Only a number is wanted: how many lines in the listing contain the word "Comunidades"?

┌──

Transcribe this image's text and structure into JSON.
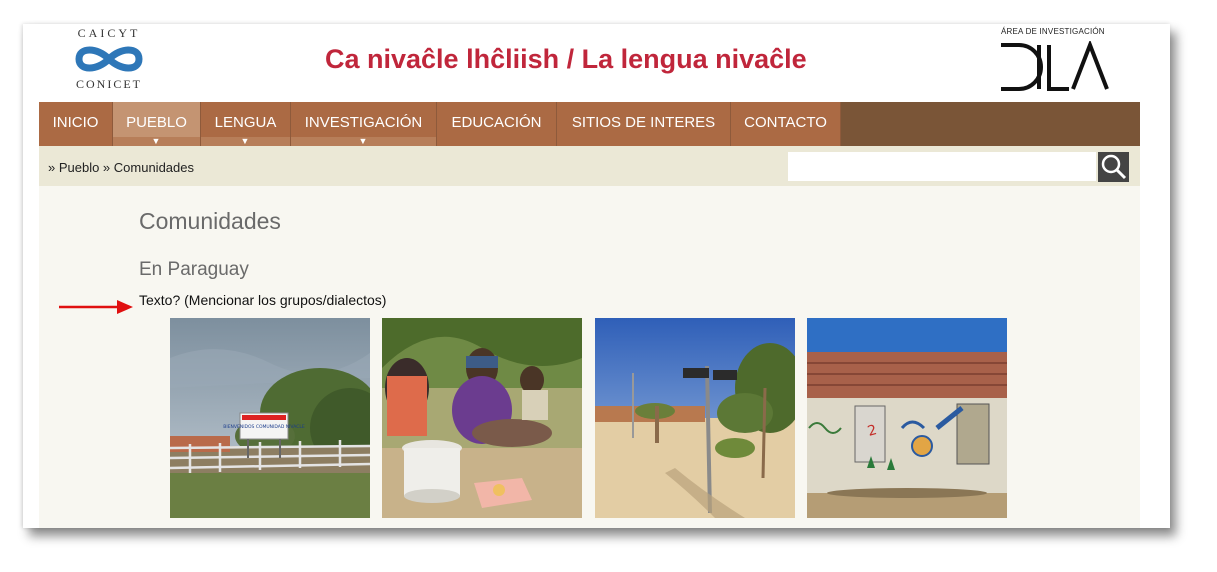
{
  "header": {
    "logo_left_top": "CAICYT",
    "logo_left_bottom": "CONICET",
    "site_title": "Ca nivaĉle lhĉliish / La lengua nivaĉle",
    "logo_right_caption": "ÁREA DE INVESTIGACIÓN",
    "logo_right_text": "DILA"
  },
  "nav": {
    "items": [
      {
        "label": "INICIO"
      },
      {
        "label": "PUEBLO"
      },
      {
        "label": "LENGUA"
      },
      {
        "label": "INVESTIGACIÓN"
      },
      {
        "label": "EDUCACIÓN"
      },
      {
        "label": "SITIOS DE INTERES"
      },
      {
        "label": "CONTACTO"
      }
    ],
    "dropdown_glyph": "▼"
  },
  "breadcrumb": "» Pueblo » Comunidades",
  "search": {
    "placeholder": "",
    "icon": "search-icon"
  },
  "main": {
    "title": "Comunidades",
    "subtitle": "En Paraguay",
    "note": "Texto? (Mencionar los grupos/dialectos)",
    "sign_text": "BIENVENIDOS COMUNIDAD NIVACLE",
    "photos": [
      {
        "name": "community-entrance-sign"
      },
      {
        "name": "women-seated-on-ground"
      },
      {
        "name": "street-sign-post"
      },
      {
        "name": "painted-house-wall"
      }
    ]
  },
  "colors": {
    "title_red": "#c0263b",
    "nav_bg": "#7a5537",
    "nav_item": "#ab6a44",
    "nav_active": "#c49472",
    "crumb_bg": "#ebe8d6",
    "content_bg": "#f8f7f1",
    "annotation_arrow": "#e01010"
  }
}
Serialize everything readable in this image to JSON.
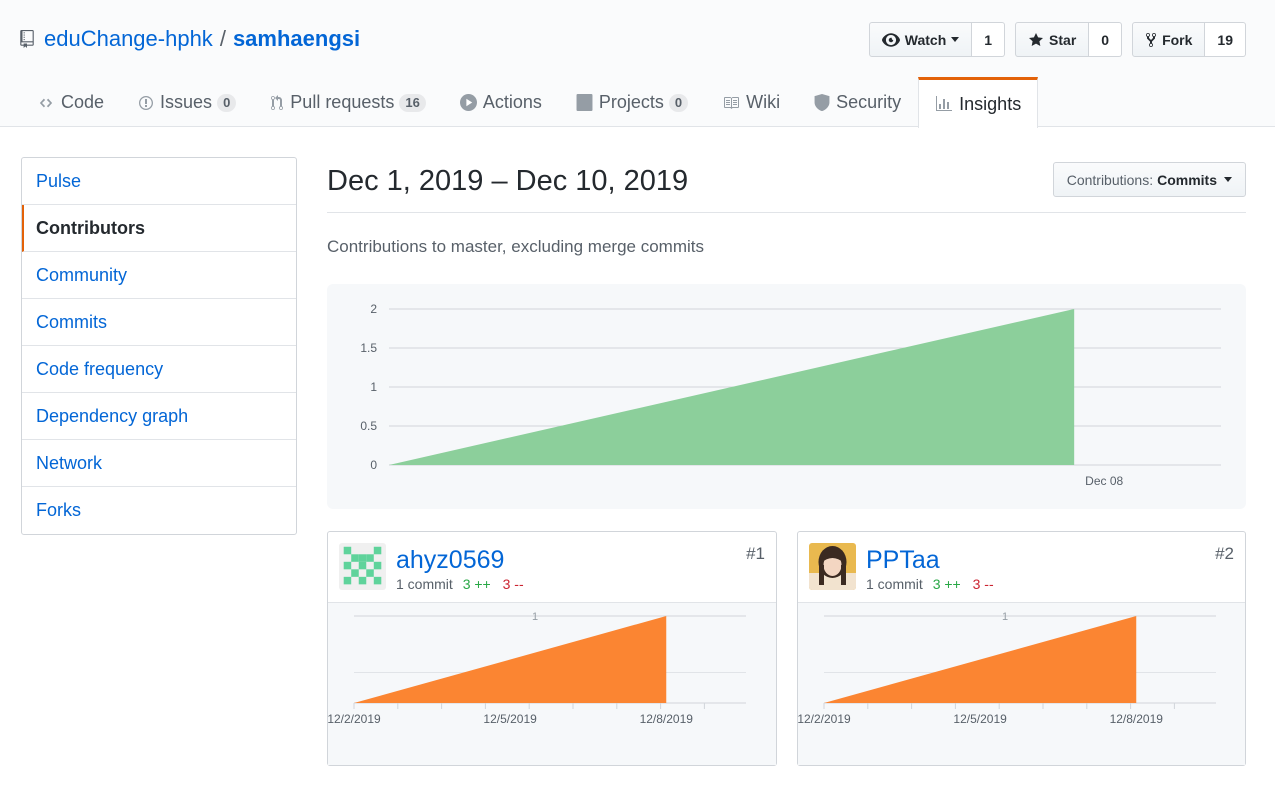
{
  "repo": {
    "owner": "eduChange-hphk",
    "separator": "/",
    "name": "samhaengsi"
  },
  "actions": {
    "watch": {
      "label": "Watch",
      "count": "1"
    },
    "star": {
      "label": "Star",
      "count": "0"
    },
    "fork": {
      "label": "Fork",
      "count": "19"
    }
  },
  "nav": [
    {
      "label": "Code",
      "icon": "code-icon"
    },
    {
      "label": "Issues",
      "counter": "0",
      "icon": "issue-icon"
    },
    {
      "label": "Pull requests",
      "counter": "16",
      "icon": "pull-request-icon"
    },
    {
      "label": "Actions",
      "icon": "play-icon"
    },
    {
      "label": "Projects",
      "counter": "0",
      "icon": "project-icon"
    },
    {
      "label": "Wiki",
      "icon": "book-icon"
    },
    {
      "label": "Security",
      "icon": "shield-icon"
    },
    {
      "label": "Insights",
      "icon": "graph-icon",
      "selected": true
    }
  ],
  "sidebar": [
    {
      "label": "Pulse"
    },
    {
      "label": "Contributors",
      "selected": true
    },
    {
      "label": "Community"
    },
    {
      "label": "Commits"
    },
    {
      "label": "Code frequency"
    },
    {
      "label": "Dependency graph"
    },
    {
      "label": "Network"
    },
    {
      "label": "Forks"
    }
  ],
  "main": {
    "date_range": "Dec 1, 2019 – Dec 10, 2019",
    "contrib_select": {
      "prefix": "Contributions:",
      "value": "Commits"
    },
    "description": "Contributions to master, excluding merge commits"
  },
  "contributors": [
    {
      "name": "ahyz0569",
      "commits": "1 commit",
      "additions": "3 ++",
      "deletions": "3 --",
      "rank": "#1"
    },
    {
      "name": "PPTaa",
      "commits": "1 commit",
      "additions": "3 ++",
      "deletions": "3 --",
      "rank": "#2"
    }
  ],
  "colors": {
    "link": "#0366d6",
    "accent": "#e36209",
    "main_area": "#8ccf9b",
    "contrib_area": "#fb8532"
  },
  "chart_data": [
    {
      "type": "area",
      "x": [
        "Dec 01",
        "Dec 08"
      ],
      "y": [
        0,
        2
      ],
      "x_tick_labels": [
        "Dec 08"
      ],
      "y_ticks": [
        "0",
        "0.5",
        "1",
        "1.5",
        "2"
      ],
      "ylim": [
        0,
        2
      ],
      "grid": true
    },
    {
      "type": "area",
      "x": [
        "12/2/2019",
        "12/8/2019"
      ],
      "y": [
        0,
        1
      ],
      "x_tick_labels": [
        "12/2/2019",
        "12/5/2019",
        "12/8/2019"
      ],
      "y_ticks": [
        "1"
      ],
      "ylim": [
        0,
        1
      ]
    },
    {
      "type": "area",
      "x": [
        "12/2/2019",
        "12/8/2019"
      ],
      "y": [
        0,
        1
      ],
      "x_tick_labels": [
        "12/2/2019",
        "12/5/2019",
        "12/8/2019"
      ],
      "y_ticks": [
        "1"
      ],
      "ylim": [
        0,
        1
      ]
    }
  ]
}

└──

**EXERCISE RESPONSE:**
2